**** INPUT MATERIAL

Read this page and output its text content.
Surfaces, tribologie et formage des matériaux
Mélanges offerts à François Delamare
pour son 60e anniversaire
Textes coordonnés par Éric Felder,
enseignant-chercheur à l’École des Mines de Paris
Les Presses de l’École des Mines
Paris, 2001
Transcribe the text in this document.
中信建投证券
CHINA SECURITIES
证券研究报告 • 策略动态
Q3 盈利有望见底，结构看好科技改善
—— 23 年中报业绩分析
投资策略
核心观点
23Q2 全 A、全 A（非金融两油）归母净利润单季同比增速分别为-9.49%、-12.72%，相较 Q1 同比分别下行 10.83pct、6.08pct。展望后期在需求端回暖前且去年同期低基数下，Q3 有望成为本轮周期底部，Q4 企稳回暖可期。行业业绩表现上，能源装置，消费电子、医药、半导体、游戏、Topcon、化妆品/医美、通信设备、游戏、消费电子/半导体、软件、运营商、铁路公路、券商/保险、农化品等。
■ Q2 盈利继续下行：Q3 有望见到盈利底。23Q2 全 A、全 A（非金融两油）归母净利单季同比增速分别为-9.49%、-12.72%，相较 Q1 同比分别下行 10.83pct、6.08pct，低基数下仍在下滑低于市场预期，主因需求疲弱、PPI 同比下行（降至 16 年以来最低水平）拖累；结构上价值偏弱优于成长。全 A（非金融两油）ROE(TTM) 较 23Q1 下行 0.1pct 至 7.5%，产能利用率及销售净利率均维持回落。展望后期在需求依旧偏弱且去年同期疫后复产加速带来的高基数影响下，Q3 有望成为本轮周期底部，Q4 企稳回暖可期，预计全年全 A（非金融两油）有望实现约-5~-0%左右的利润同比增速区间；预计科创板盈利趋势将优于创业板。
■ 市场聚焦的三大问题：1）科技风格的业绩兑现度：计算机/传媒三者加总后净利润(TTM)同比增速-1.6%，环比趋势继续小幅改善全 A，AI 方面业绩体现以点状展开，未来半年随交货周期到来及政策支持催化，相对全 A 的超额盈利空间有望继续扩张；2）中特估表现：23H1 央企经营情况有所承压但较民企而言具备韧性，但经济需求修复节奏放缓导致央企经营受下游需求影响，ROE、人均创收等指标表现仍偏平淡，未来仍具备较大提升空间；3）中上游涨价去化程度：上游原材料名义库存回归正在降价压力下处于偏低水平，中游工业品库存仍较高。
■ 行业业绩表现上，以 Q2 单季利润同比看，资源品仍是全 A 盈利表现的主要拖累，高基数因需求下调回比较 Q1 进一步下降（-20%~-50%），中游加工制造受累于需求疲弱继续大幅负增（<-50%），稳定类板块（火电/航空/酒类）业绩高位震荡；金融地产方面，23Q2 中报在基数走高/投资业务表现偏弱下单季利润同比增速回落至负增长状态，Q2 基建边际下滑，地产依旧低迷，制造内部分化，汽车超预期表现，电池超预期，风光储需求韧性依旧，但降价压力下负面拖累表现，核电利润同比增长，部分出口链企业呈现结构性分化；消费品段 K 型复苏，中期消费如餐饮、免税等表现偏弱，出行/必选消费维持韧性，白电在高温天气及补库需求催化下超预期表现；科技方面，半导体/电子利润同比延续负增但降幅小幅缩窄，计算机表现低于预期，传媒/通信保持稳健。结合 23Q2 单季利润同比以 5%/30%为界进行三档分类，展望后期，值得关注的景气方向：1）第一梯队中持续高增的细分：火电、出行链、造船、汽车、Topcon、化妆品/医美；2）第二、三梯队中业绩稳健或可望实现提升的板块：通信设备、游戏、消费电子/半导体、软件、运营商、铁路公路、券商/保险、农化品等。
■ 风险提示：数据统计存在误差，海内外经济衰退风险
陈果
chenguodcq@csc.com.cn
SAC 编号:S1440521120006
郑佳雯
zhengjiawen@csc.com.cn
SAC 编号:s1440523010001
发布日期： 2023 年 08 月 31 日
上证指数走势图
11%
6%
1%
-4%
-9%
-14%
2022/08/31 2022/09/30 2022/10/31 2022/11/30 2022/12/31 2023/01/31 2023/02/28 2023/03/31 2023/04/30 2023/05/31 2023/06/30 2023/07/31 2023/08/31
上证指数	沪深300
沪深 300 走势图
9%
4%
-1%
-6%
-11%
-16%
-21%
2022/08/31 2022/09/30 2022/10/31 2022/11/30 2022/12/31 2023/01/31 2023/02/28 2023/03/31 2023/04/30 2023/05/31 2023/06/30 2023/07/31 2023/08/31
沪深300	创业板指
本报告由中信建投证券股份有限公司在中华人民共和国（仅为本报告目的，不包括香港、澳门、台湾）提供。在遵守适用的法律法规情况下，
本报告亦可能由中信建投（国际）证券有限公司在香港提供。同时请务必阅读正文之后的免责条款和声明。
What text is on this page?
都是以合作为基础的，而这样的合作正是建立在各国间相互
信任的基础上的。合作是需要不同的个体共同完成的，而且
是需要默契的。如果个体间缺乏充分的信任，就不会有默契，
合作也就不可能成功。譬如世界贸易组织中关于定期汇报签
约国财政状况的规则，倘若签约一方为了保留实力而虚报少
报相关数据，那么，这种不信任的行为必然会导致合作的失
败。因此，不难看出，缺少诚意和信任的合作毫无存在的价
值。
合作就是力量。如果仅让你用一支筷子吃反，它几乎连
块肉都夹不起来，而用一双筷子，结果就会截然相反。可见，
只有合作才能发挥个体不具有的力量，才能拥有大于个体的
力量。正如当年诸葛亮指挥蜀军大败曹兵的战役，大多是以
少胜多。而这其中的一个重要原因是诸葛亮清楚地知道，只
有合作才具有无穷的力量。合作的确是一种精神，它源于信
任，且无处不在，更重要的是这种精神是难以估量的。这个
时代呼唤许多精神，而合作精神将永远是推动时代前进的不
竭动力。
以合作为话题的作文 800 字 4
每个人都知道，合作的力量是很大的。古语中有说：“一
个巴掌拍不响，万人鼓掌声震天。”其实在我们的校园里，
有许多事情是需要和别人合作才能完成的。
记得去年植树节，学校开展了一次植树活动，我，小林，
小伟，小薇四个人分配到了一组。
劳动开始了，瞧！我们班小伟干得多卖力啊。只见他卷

********

_YOUR GOAL_.
Write out the material exactly as given.

_FINAL ANSWER_.
Read this page and output its text content.
Surfaces, tribologie et formage des matériaux
Mélanges offerts à François Delamare
pour son 60e anniversaire
Textes coordonnés par Éric Felder,
enseignant-chercheur à l’École des Mines de Paris
Les Presses de l’École des Mines
Paris, 2001
Transcribe the text in this document.
中信建投证券
CHINA SECURITIES
证券研究报告 • 策略动态
Q3 盈利有望见底，结构看好科技改善
—— 23 年中报业绩分析
投资策略
核心观点
23Q2 全 A、全 A（非金融两油）归母净利润单季同比增速分别为-9.49%、-12.72%，相较 Q1 同比分别下行 10.83pct、6.08pct。展望后期在需求端回暖前且去年同期低基数下，Q3 有望成为本轮周期底部，Q4 企稳回暖可期。行业业绩表现上，能源装置，消费电子、医药、半导体、游戏、Topcon、化妆品/医美、通信设备、游戏、消费电子/半导体、软件、运营商、铁路公路、券商/保险、农化品等。
■ Q2 盈利继续下行：Q3 有望见到盈利底。23Q2 全 A、全 A（非金融两油）归母净利单季同比增速分别为-9.49%、-12.72%，相较 Q1 同比分别下行 10.83pct、6.08pct，低基数下仍在下滑低于市场预期，主因需求疲弱、PPI 同比下行（降至 16 年以来最低水平）拖累；结构上价值偏弱优于成长。全 A（非金融两油）ROE(TTM) 较 23Q1 下行 0.1pct 至 7.5%，产能利用率及销售净利率均维持回落。展望后期在需求依旧偏弱且去年同期疫后复产加速带来的高基数影响下，Q3 有望成为本轮周期底部，Q4 企稳回暖可期，预计全年全 A（非金融两油）有望实现约-5~-0%左右的利润同比增速区间；预计科创板盈利趋势将优于创业板。
■ 市场聚焦的三大问题：1）科技风格的业绩兑现度：计算机/传媒三者加总后净利润(TTM)同比增速-1.6%，环比趋势继续小幅改善全 A，AI 方面业绩体现以点状展开，未来半年随交货周期到来及政策支持催化，相对全 A 的超额盈利空间有望继续扩张；2）中特估表现：23H1 央企经营情况有所承压但较民企而言具备韧性，但经济需求修复节奏放缓导致央企经营受下游需求影响，ROE、人均创收等指标表现仍偏平淡，未来仍具备较大提升空间；3）中上游涨价去化程度：上游原材料名义库存回归正在降价压力下处于偏低水平，中游工业品库存仍较高。
■ 行业业绩表现上，以 Q2 单季利润同比看，资源品仍是全 A 盈利表现的主要拖累，高基数因需求下调回比较 Q1 进一步下降（-20%~-50%），中游加工制造受累于需求疲弱继续大幅负增（<-50%），稳定类板块（火电/航空/酒类）业绩高位震荡；金融地产方面，23Q2 中报在基数走高/投资业务表现偏弱下单季利润同比增速回落至负增长状态，Q2 基建边际下滑，地产依旧低迷，制造内部分化，汽车超预期表现，电池超预期，风光储需求韧性依旧，但降价压力下负面拖累表现，核电利润同比增长，部分出口链企业呈现结构性分化；消费品段 K 型复苏，中期消费如餐饮、免税等表现偏弱，出行/必选消费维持韧性，白电在高温天气及补库需求催化下超预期表现；科技方面，半导体/电子利润同比延续负增但降幅小幅缩窄，计算机表现低于预期，传媒/通信保持稳健。结合 23Q2 单季利润同比以 5%/30%为界进行三档分类，展望后期，值得关注的景气方向：1）第一梯队中持续高增的细分：火电、出行链、造船、汽车、Topcon、化妆品/医美；2）第二、三梯队中业绩稳健或可望实现提升的板块：通信设备、游戏、消费电子/半导体、软件、运营商、铁路公路、券商/保险、农化品等。
■ 风险提示：数据统计存在误差，海内外经济衰退风险
陈果
chenguodcq@csc.com.cn
SAC 编号:S1440521120006
郑佳雯
zhengjiawen@csc.com.cn
SAC 编号:s1440523010001
发布日期： 2023 年 08 月 31 日
上证指数走势图
11%
6%
1%
-4%
-9%
-14%
2022/08/31 2022/09/30 2022/10/31 2022/11/30 2022/12/31 2023/01/31 2023/02/28 2023/03/31 2023/04/30 2023/05/31 2023/06/30 2023/07/31 2023/08/31
上证指数	沪深300
沪深 300 走势图
9%
4%
-1%
-6%
-11%
-16%
-21%
2022/08/31 2022/09/30 2022/10/31 2022/11/30 2022/12/31 2023/01/31 2023/02/28 2023/03/31 2023/04/30 2023/05/31 2023/06/30 2023/07/31 2023/08/31
沪深300	创业板指
本报告由中信建投证券股份有限公司在中华人民共和国（仅为本报告目的，不包括香港、澳门、台湾）提供。在遵守适用的法律法规情况下，
本报告亦可能由中信建投（国际）证券有限公司在香港提供。同时请务必阅读正文之后的免责条款和声明。
What text is on this page?
都是以合作为基础的，而这样的合作正是建立在各国间相互
信任的基础上的。合作是需要不同的个体共同完成的，而且
是需要默契的。如果个体间缺乏充分的信任，就不会有默契，
合作也就不可能成功。譬如世界贸易组织中关于定期汇报签
约国财政状况的规则，倘若签约一方为了保留实力而虚报少
报相关数据，那么，这种不信任的行为必然会导致合作的失
败。因此，不难看出，缺少诚意和信任的合作毫无存在的价
值。
合作就是力量。如果仅让你用一支筷子吃反，它几乎连
块肉都夹不起来，而用一双筷子，结果就会截然相反。可见，
只有合作才能发挥个体不具有的力量，才能拥有大于个体的
力量。正如当年诸葛亮指挥蜀军大败曹兵的战役，大多是以
少胜多。而这其中的一个重要原因是诸葛亮清楚地知道，只
有合作才具有无穷的力量。合作的确是一种精神，它源于信
任，且无处不在，更重要的是这种精神是难以估量的。这个
时代呼唤许多精神，而合作精神将永远是推动时代前进的不
竭动力。
以合作为话题的作文 800 字 4
每个人都知道，合作的力量是很大的。古语中有说：“一
个巴掌拍不响，万人鼓掌声震天。”其实在我们的校园里，
有许多事情是需要和别人合作才能完成的。
记得去年植树节，学校开展了一次植树活动，我，小林，
小伟，小薇四个人分配到了一组。
劳动开始了，瞧！我们班小伟干得多卖力啊。只见他卷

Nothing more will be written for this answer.